(Saved entries)
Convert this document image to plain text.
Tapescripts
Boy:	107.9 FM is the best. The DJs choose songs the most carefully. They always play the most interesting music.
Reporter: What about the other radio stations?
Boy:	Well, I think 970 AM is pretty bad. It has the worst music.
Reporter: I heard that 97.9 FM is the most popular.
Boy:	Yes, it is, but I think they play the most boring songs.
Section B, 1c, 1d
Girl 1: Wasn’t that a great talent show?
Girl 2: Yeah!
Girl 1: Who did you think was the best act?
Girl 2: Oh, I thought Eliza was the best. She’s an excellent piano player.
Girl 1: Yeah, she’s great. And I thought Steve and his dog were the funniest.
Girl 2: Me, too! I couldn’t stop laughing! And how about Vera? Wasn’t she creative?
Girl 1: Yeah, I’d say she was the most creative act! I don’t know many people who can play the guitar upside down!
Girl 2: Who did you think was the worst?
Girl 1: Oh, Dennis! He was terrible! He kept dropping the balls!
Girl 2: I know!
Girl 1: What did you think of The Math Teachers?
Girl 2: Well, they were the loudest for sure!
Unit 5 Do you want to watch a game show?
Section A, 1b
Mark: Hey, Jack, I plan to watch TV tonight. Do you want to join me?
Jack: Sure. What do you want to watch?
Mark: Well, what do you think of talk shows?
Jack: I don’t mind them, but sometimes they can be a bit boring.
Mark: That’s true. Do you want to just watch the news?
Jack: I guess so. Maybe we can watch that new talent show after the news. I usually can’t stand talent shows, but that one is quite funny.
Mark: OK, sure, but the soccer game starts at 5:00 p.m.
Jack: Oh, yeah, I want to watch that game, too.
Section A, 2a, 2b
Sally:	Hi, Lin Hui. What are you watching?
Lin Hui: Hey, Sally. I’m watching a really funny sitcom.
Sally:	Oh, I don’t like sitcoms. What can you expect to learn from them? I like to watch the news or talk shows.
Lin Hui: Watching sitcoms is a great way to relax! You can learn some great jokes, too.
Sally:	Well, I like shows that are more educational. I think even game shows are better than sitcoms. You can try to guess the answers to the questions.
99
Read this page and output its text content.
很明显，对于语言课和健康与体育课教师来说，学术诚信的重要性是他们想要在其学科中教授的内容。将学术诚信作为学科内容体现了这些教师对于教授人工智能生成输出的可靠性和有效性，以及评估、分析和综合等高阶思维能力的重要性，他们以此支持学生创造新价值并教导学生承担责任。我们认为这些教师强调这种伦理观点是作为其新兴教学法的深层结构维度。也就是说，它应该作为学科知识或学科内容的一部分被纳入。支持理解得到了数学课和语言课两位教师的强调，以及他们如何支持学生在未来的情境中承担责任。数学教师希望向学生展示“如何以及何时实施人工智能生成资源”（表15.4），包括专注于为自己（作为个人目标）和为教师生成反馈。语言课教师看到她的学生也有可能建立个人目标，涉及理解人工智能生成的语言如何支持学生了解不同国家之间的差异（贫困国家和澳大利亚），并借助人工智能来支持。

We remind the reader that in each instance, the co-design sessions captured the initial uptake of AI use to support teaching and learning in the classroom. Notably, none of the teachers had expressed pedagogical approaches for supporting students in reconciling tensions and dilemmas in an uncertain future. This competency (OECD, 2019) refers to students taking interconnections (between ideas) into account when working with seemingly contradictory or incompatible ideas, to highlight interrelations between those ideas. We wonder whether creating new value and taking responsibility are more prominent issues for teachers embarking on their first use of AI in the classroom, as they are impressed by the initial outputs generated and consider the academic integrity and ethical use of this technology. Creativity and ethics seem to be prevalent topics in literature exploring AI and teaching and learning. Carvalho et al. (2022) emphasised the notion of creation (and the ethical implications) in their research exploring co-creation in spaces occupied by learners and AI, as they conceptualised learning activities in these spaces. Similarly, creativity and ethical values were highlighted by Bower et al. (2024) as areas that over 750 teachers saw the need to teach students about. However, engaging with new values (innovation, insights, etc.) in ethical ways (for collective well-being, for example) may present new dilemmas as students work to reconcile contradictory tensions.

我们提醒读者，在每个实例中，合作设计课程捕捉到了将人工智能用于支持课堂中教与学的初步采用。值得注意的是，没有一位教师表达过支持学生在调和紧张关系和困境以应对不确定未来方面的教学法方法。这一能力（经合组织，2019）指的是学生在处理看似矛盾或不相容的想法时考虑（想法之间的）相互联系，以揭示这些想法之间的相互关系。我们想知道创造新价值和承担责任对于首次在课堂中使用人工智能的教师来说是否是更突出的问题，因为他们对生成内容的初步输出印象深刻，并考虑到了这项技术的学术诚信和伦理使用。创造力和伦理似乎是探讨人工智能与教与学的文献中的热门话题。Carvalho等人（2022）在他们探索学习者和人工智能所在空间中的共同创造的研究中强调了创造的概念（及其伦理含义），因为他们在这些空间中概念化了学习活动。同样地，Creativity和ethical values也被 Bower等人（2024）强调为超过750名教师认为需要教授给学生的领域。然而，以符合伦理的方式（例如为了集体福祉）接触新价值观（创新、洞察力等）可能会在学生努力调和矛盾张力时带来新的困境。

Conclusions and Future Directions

**PROBLEM REQUIREMENTS**
Search the entries for the word "guess", then gather every line that has it.

**RESULT OF THE TASK**
Jack: I guess so. Maybe we can watch that new talent show after the news. I usually can’t stand talent shows, but that one is quite funny.
Sally:	Well, I like shows that are more educational. I think even game shows are better than sitcoms. You can try to guess the answers to the questions.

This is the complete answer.